> Work required
Transcribe each entry below exactly. Pictures do not go in the copy.

> Data shown
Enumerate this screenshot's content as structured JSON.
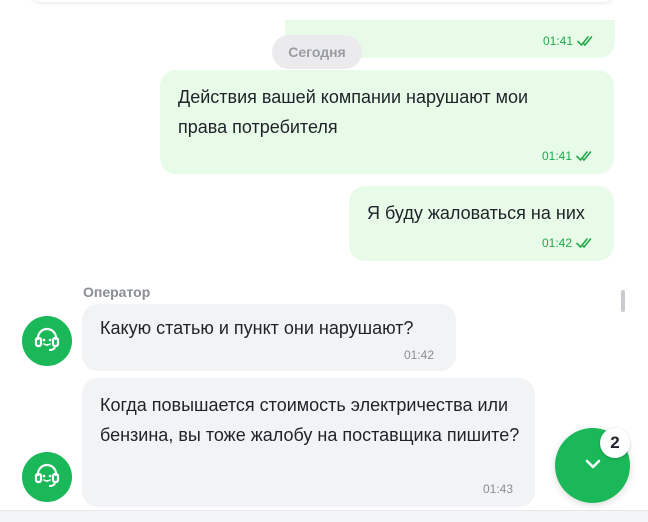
{
  "chat": {
    "date_divider": "Сегодня",
    "messages_out": [
      {
        "text": "",
        "time": "01:41",
        "status_icon": "double-check-icon"
      },
      {
        "text": "Действия вашей компании нарушают мои права потребителя",
        "time": "01:41",
        "status_icon": "double-check-icon"
      },
      {
        "text": "Я буду жаловаться на них",
        "time": "01:42",
        "status_icon": "double-check-icon"
      }
    ],
    "operator_label": "Оператор",
    "messages_in": [
      {
        "text": "Какую статью и пункт они нарушают?",
        "time": "01:42"
      },
      {
        "text": "Когда повышается стоимость электричества или бензина, вы тоже жалобу на поставщика пишите?",
        "time": "01:43"
      }
    ]
  },
  "scroll_button": {
    "badge_count": "2",
    "icon": "chevron-down-icon"
  },
  "colors": {
    "accent": "#1bb85a",
    "outgoing_bubble": "#e8fbe9",
    "incoming_bubble": "#f2f3f5",
    "time_outgoing": "#22a84a"
  }
}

> Correct response
Enumerate this screenshot's content as structured JSON.
{
  "chat": {
    "date_divider": "Сегодня",
    "messages_out": [
      {
        "text": "",
        "time": "01:41",
        "status_icon": "double-check-icon"
      },
      {
        "text": "Действия вашей компании нарушают мои права потребителя",
        "time": "01:41",
        "status_icon": "double-check-icon"
      },
      {
        "text": "Я буду жаловаться на них",
        "time": "01:42",
        "status_icon": "double-check-icon"
      }
    ],
    "operator_label": "Оператор",
    "messages_in": [
      {
        "text": "Какую статью и пункт они нарушают?",
        "time": "01:42"
      },
      {
        "text": "Когда повышается стоимость электричества или бензина, вы тоже жалобу на поставщика пишите?",
        "time": "01:43"
      }
    ]
  },
  "scroll_button": {
    "badge_count": "2",
    "icon": "chevron-down-icon"
  },
  "colors": {
    "accent": "#1bb85a",
    "outgoing_bubble": "#e8fbe9",
    "incoming_bubble": "#f2f3f5",
    "time_outgoing": "#22a84a"
  }
}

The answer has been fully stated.